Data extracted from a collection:
====

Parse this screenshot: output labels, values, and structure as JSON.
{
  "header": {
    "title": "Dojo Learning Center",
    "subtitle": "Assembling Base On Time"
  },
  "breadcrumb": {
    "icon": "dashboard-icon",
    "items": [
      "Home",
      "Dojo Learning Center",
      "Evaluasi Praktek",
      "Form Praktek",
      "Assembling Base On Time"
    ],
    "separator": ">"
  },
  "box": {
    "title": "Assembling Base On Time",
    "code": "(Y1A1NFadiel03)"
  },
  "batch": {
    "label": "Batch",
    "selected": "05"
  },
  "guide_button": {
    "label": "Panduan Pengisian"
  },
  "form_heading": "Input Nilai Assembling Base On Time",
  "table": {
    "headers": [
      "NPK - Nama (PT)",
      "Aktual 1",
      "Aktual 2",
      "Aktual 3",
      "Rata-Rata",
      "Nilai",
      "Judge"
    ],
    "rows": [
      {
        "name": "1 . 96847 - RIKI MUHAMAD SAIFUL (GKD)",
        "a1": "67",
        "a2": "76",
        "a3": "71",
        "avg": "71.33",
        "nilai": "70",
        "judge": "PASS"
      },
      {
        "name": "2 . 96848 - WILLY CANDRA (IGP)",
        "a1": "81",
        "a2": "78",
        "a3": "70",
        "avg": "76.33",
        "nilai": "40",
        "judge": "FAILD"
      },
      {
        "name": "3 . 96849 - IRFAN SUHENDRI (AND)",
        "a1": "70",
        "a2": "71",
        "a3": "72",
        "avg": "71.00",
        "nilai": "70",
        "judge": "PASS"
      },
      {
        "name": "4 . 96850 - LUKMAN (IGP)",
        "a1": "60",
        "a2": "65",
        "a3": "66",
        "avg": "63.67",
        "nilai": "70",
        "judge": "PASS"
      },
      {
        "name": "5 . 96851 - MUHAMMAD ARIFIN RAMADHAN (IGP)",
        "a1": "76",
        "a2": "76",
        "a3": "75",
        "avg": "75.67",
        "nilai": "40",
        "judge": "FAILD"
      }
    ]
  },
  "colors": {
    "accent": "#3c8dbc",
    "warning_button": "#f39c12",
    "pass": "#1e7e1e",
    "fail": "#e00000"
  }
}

====

▶ **Written instruction**:
Extract the full listing above without altering anything.

▶ **Correct output**:
Parse this screenshot: output labels, values, and structure as JSON.
{
  "header": {
    "title": "Dojo Learning Center",
    "subtitle": "Assembling Base On Time"
  },
  "breadcrumb": {
    "icon": "dashboard-icon",
    "items": [
      "Home",
      "Dojo Learning Center",
      "Evaluasi Praktek",
      "Form Praktek",
      "Assembling Base On Time"
    ],
    "separator": ">"
  },
  "box": {
    "title": "Assembling Base On Time",
    "code": "(Y1A1NFadiel03)"
  },
  "batch": {
    "label": "Batch",
    "selected": "05"
  },
  "guide_button": {
    "label": "Panduan Pengisian"
  },
  "form_heading": "Input Nilai Assembling Base On Time",
  "table": {
    "headers": [
      "NPK - Nama (PT)",
      "Aktual 1",
      "Aktual 2",
      "Aktual 3",
      "Rata-Rata",
      "Nilai",
      "Judge"
    ],
    "rows": [
      {
        "name": "1 . 96847 - RIKI MUHAMAD SAIFUL (GKD)",
        "a1": "67",
        "a2": "76",
        "a3": "71",
        "avg": "71.33",
        "nilai": "70",
        "judge": "PASS"
      },
      {
        "name": "2 . 96848 - WILLY CANDRA (IGP)",
        "a1": "81",
        "a2": "78",
        "a3": "70",
        "avg": "76.33",
        "nilai": "40",
        "judge": "FAILD"
      },
      {
        "name": "3 . 96849 - IRFAN SUHENDRI (AND)",
        "a1": "70",
        "a2": "71",
        "a3": "72",
        "avg": "71.00",
        "nilai": "70",
        "judge": "PASS"
      },
      {
        "name": "4 . 96850 - LUKMAN (IGP)",
        "a1": "60",
        "a2": "65",
        "a3": "66",
        "avg": "63.67",
        "nilai": "70",
        "judge": "PASS"
      },
      {
        "name": "5 . 96851 - MUHAMMAD ARIFIN RAMADHAN (IGP)",
        "a1": "76",
        "a2": "76",
        "a3": "75",
        "avg": "75.67",
        "nilai": "40",
        "judge": "FAILD"
      }
    ]
  },
  "colors": {
    "accent": "#3c8dbc",
    "warning_button": "#f39c12",
    "pass": "#1e7e1e",
    "fail": "#e00000"
  }
}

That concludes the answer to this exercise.